— EXERCISE DIRECTIONS —
Note each line that includes the word "color". Copy those lines.

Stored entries
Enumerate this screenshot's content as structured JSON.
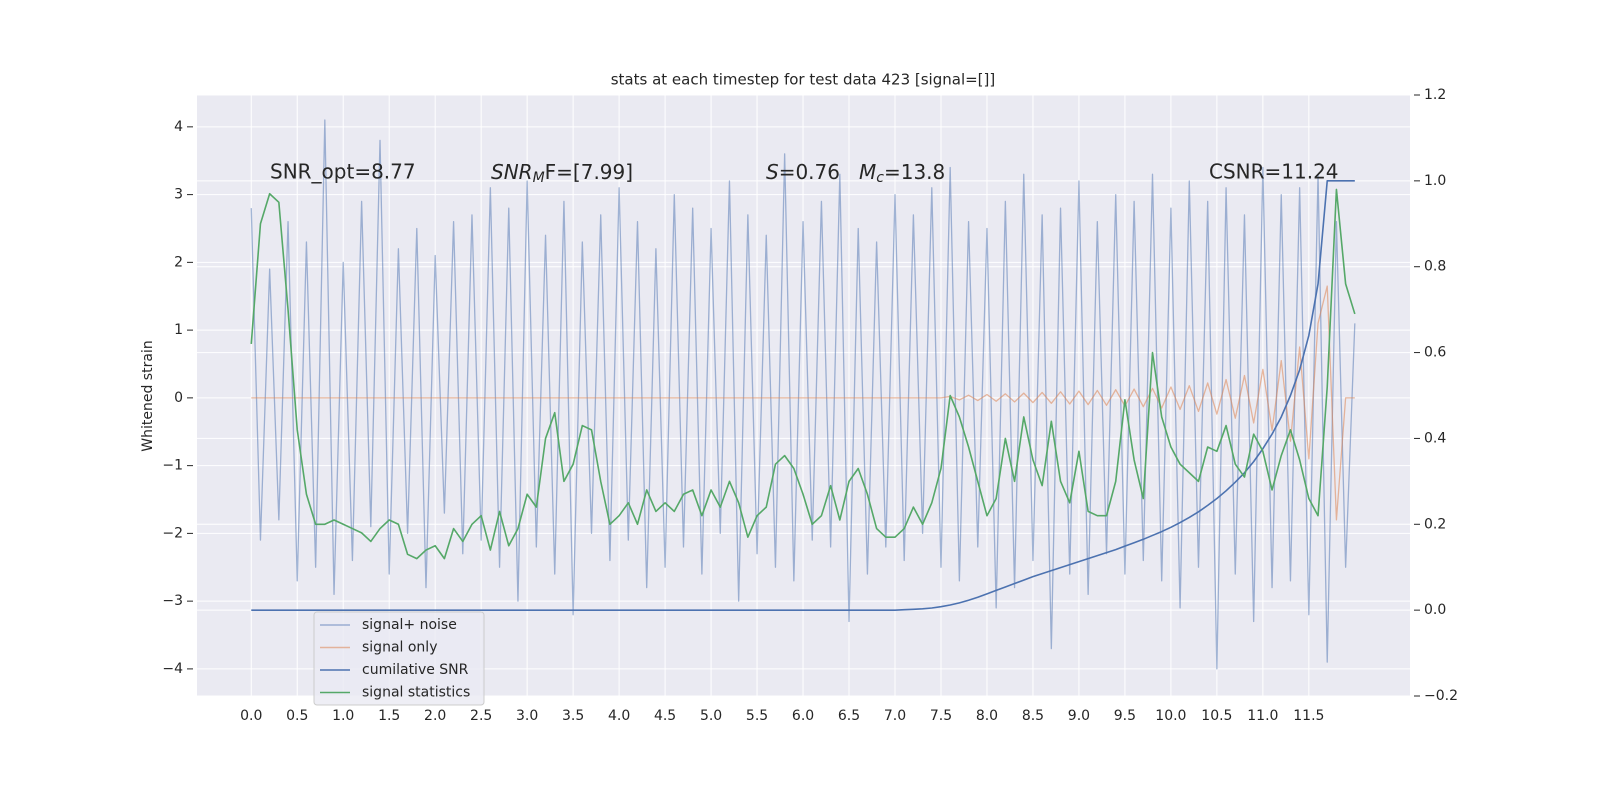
{
  "chart_data": {
    "type": "line",
    "title": "stats at each timestep for test data 423 [signal=[]]",
    "ylabel": "Whitened strain",
    "annotations": {
      "snr_opt": "SNR_opt=8.77",
      "snr_mf": {
        "base": "SNR",
        "sub": "M",
        "rest": "F=[7.99]"
      },
      "s": {
        "symbol": "S",
        "rest": "=0.76"
      },
      "mc": {
        "base": "M",
        "sub": "c",
        "rest": "=13.8"
      },
      "csnr": "CSNR=11.24"
    },
    "xlim": [
      -0.59,
      12.6
    ],
    "ylim": [
      -4.4,
      4.47
    ],
    "y2lim": [
      -0.2,
      1.2
    ],
    "grid": true,
    "legend": "lower left",
    "xticks": [
      {
        "value": 0,
        "label": "0.0"
      },
      0.5,
      {
        "value": 1,
        "label": "1.0"
      },
      1.5,
      {
        "value": 2,
        "label": "2.0"
      },
      2.5,
      {
        "value": 3,
        "label": "3.0"
      },
      3.5,
      {
        "value": 4,
        "label": "4.0"
      },
      4.5,
      {
        "value": 5,
        "label": "5.0"
      },
      5.5,
      {
        "value": 6,
        "label": "6.0"
      },
      6.5,
      {
        "value": 7,
        "label": "7.0"
      },
      7.5,
      {
        "value": 8,
        "label": "8.0"
      },
      8.5,
      {
        "value": 9,
        "label": "9.0"
      },
      9.5,
      {
        "value": 10,
        "label": "10.0"
      },
      10.5,
      {
        "value": 11,
        "label": "11.0"
      },
      11.5
    ],
    "yticks": [
      {
        "value": -4,
        "label": "−4"
      },
      {
        "value": -3,
        "label": "−3"
      },
      {
        "value": -2,
        "label": "−2"
      },
      {
        "value": -1,
        "label": "−1"
      },
      0,
      1,
      2,
      3,
      4
    ],
    "y2ticks": [
      {
        "value": -0.2,
        "label": "−0.2"
      },
      {
        "value": 0,
        "label": "0.0"
      },
      0.2,
      0.4,
      0.6,
      0.8,
      {
        "value": 1,
        "label": "1.0"
      },
      1.2
    ],
    "x": [
      0,
      0.1,
      0.2,
      0.3,
      0.4,
      0.5,
      0.6,
      0.7,
      0.8,
      0.9,
      1,
      1.1,
      1.2,
      1.3,
      1.4,
      1.5,
      1.6,
      1.7,
      1.8,
      1.9,
      2,
      2.1,
      2.2,
      2.3,
      2.4,
      2.5,
      2.6,
      2.7,
      2.8,
      2.9,
      3,
      3.1,
      3.2,
      3.3,
      3.4,
      3.5,
      3.6,
      3.7,
      3.8,
      3.9,
      4,
      4.1,
      4.2,
      4.3,
      4.4,
      4.5,
      4.6,
      4.7,
      4.8,
      4.9,
      5,
      5.1,
      5.2,
      5.3,
      5.4,
      5.5,
      5.6,
      5.7,
      5.8,
      5.9,
      6,
      6.1,
      6.2,
      6.3,
      6.4,
      6.5,
      6.6,
      6.7,
      6.8,
      6.9,
      7,
      7.1,
      7.2,
      7.3,
      7.4,
      7.5,
      7.6,
      7.7,
      7.8,
      7.9,
      8,
      8.1,
      8.2,
      8.3,
      8.4,
      8.5,
      8.6,
      8.7,
      8.8,
      8.9,
      9,
      9.1,
      9.2,
      9.3,
      9.4,
      9.5,
      9.6,
      9.7,
      9.8,
      9.9,
      10,
      10.1,
      10.2,
      10.3,
      10.4,
      10.5,
      10.6,
      10.7,
      10.8,
      10.9,
      11,
      11.1,
      11.2,
      11.3,
      11.4,
      11.5,
      11.6,
      11.7,
      11.8,
      11.9,
      12
    ],
    "series": [
      {
        "name": "signal+ noise",
        "color": "#4c72b0",
        "axis": "y",
        "values": [
          2.8,
          -2.1,
          1.9,
          -1.8,
          2.6,
          -2.7,
          2.3,
          -2.5,
          4.1,
          -2.9,
          2.0,
          -2.4,
          2.9,
          -1.9,
          3.8,
          -2.6,
          2.2,
          -2.0,
          2.5,
          -2.8,
          2.1,
          -1.7,
          2.6,
          -2.3,
          2.7,
          -2.1,
          3.1,
          -2.5,
          2.8,
          -3.0,
          3.2,
          -2.2,
          2.4,
          -2.6,
          2.9,
          -3.2,
          2.3,
          -2.0,
          2.7,
          -2.4,
          3.1,
          -2.1,
          2.6,
          -2.8,
          2.2,
          -2.5,
          3.0,
          -2.2,
          2.8,
          -2.6,
          2.5,
          -2.0,
          3.2,
          -3.0,
          2.7,
          -2.3,
          2.4,
          -2.5,
          3.6,
          -2.7,
          2.6,
          -2.1,
          2.9,
          -2.2,
          3.3,
          -3.3,
          2.5,
          -2.6,
          2.3,
          -2.2,
          3.0,
          -2.4,
          2.7,
          -2.0,
          3.1,
          -2.5,
          3.4,
          -2.7,
          2.6,
          -2.2,
          2.5,
          -3.1,
          2.9,
          -2.8,
          3.3,
          -2.4,
          2.7,
          -3.7,
          2.8,
          -2.6,
          3.2,
          -2.9,
          2.6,
          -2.3,
          3.0,
          -2.6,
          2.9,
          -2.4,
          3.3,
          -2.7,
          2.8,
          -3.1,
          3.2,
          -2.5,
          2.9,
          -4.0,
          3.1,
          -2.6,
          2.7,
          -3.3,
          3.4,
          -2.8,
          3.0,
          -2.7,
          3.1,
          -3.2,
          3.3,
          -3.9,
          2.6,
          -2.5,
          1.1
        ]
      },
      {
        "name": "signal only",
        "color": "#dd8452",
        "axis": "y",
        "values": [
          0,
          0,
          0,
          0,
          0,
          0,
          0,
          0,
          0,
          0,
          0,
          0,
          0,
          0,
          0,
          0,
          0,
          0,
          0,
          0,
          0,
          0,
          0,
          0,
          0,
          0,
          0,
          0,
          0,
          0,
          0,
          0,
          0,
          0,
          0,
          0,
          0,
          0,
          0,
          0,
          0,
          0,
          0,
          0,
          0,
          0,
          0,
          0,
          0,
          0,
          0,
          0,
          0,
          0,
          0,
          0,
          0,
          0,
          0,
          0,
          0,
          0,
          0,
          0,
          0,
          0,
          0,
          0,
          0,
          0,
          0,
          0,
          0,
          0,
          0,
          0,
          0.02,
          -0.03,
          0.04,
          -0.04,
          0.05,
          -0.05,
          0.06,
          -0.06,
          0.07,
          -0.07,
          0.08,
          -0.08,
          0.09,
          -0.09,
          0.1,
          -0.1,
          0.11,
          -0.11,
          0.12,
          -0.12,
          0.13,
          -0.13,
          0.14,
          -0.15,
          0.16,
          -0.17,
          0.18,
          -0.2,
          0.22,
          -0.24,
          0.27,
          -0.3,
          0.33,
          -0.37,
          0.42,
          -0.48,
          0.55,
          -0.64,
          0.75,
          -0.9,
          1.1,
          1.65,
          -1.8,
          0,
          0
        ]
      },
      {
        "name": "cumilative SNR",
        "color": "#4c72b0",
        "axis": "y2",
        "values": [
          0,
          0,
          0,
          0,
          0,
          0,
          0,
          0,
          0,
          0,
          0,
          0,
          0,
          0,
          0,
          0,
          0,
          0,
          0,
          0,
          0,
          0,
          0,
          0,
          0,
          0,
          0,
          0,
          0,
          0,
          0,
          0,
          0,
          0,
          0,
          0,
          0,
          0,
          0,
          0,
          0,
          0,
          0,
          0,
          0,
          0,
          0,
          0,
          0,
          0,
          0,
          0,
          0,
          0,
          0,
          0,
          0,
          0,
          0,
          0,
          0,
          0,
          0,
          0,
          0,
          0,
          0,
          0,
          0,
          0,
          0,
          0.001,
          0.002,
          0.003,
          0.005,
          0.008,
          0.012,
          0.017,
          0.023,
          0.03,
          0.038,
          0.046,
          0.054,
          0.062,
          0.07,
          0.078,
          0.085,
          0.092,
          0.099,
          0.106,
          0.113,
          0.12,
          0.127,
          0.134,
          0.141,
          0.149,
          0.157,
          0.165,
          0.174,
          0.183,
          0.193,
          0.204,
          0.216,
          0.229,
          0.244,
          0.26,
          0.278,
          0.298,
          0.32,
          0.346,
          0.376,
          0.41,
          0.45,
          0.5,
          0.56,
          0.64,
          0.76,
          1.0,
          1.0,
          1.0,
          1.0
        ]
      },
      {
        "name": "signal statistics",
        "color": "#55a868",
        "axis": "y2",
        "values": [
          0.62,
          0.9,
          0.97,
          0.95,
          0.7,
          0.42,
          0.27,
          0.2,
          0.2,
          0.21,
          0.2,
          0.19,
          0.18,
          0.16,
          0.19,
          0.21,
          0.2,
          0.13,
          0.12,
          0.14,
          0.15,
          0.12,
          0.19,
          0.16,
          0.2,
          0.22,
          0.14,
          0.23,
          0.15,
          0.19,
          0.27,
          0.24,
          0.4,
          0.46,
          0.3,
          0.34,
          0.43,
          0.42,
          0.3,
          0.2,
          0.22,
          0.25,
          0.2,
          0.28,
          0.23,
          0.25,
          0.23,
          0.27,
          0.28,
          0.22,
          0.28,
          0.24,
          0.3,
          0.25,
          0.17,
          0.22,
          0.24,
          0.34,
          0.36,
          0.33,
          0.27,
          0.2,
          0.22,
          0.29,
          0.21,
          0.3,
          0.33,
          0.27,
          0.19,
          0.17,
          0.17,
          0.19,
          0.24,
          0.2,
          0.25,
          0.33,
          0.5,
          0.45,
          0.38,
          0.3,
          0.22,
          0.26,
          0.4,
          0.3,
          0.45,
          0.35,
          0.29,
          0.44,
          0.3,
          0.25,
          0.37,
          0.23,
          0.22,
          0.22,
          0.3,
          0.49,
          0.35,
          0.26,
          0.6,
          0.45,
          0.38,
          0.34,
          0.32,
          0.3,
          0.38,
          0.37,
          0.43,
          0.34,
          0.31,
          0.41,
          0.37,
          0.28,
          0.36,
          0.42,
          0.35,
          0.26,
          0.22,
          0.52,
          0.98,
          0.76,
          0.69
        ]
      }
    ]
  }
}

— OUTPUT FOR THIS TASK —
        "color": "#4c72b0",
        "color": "#dd8452",
        "color": "#4c72b0",
        "color": "#55a868",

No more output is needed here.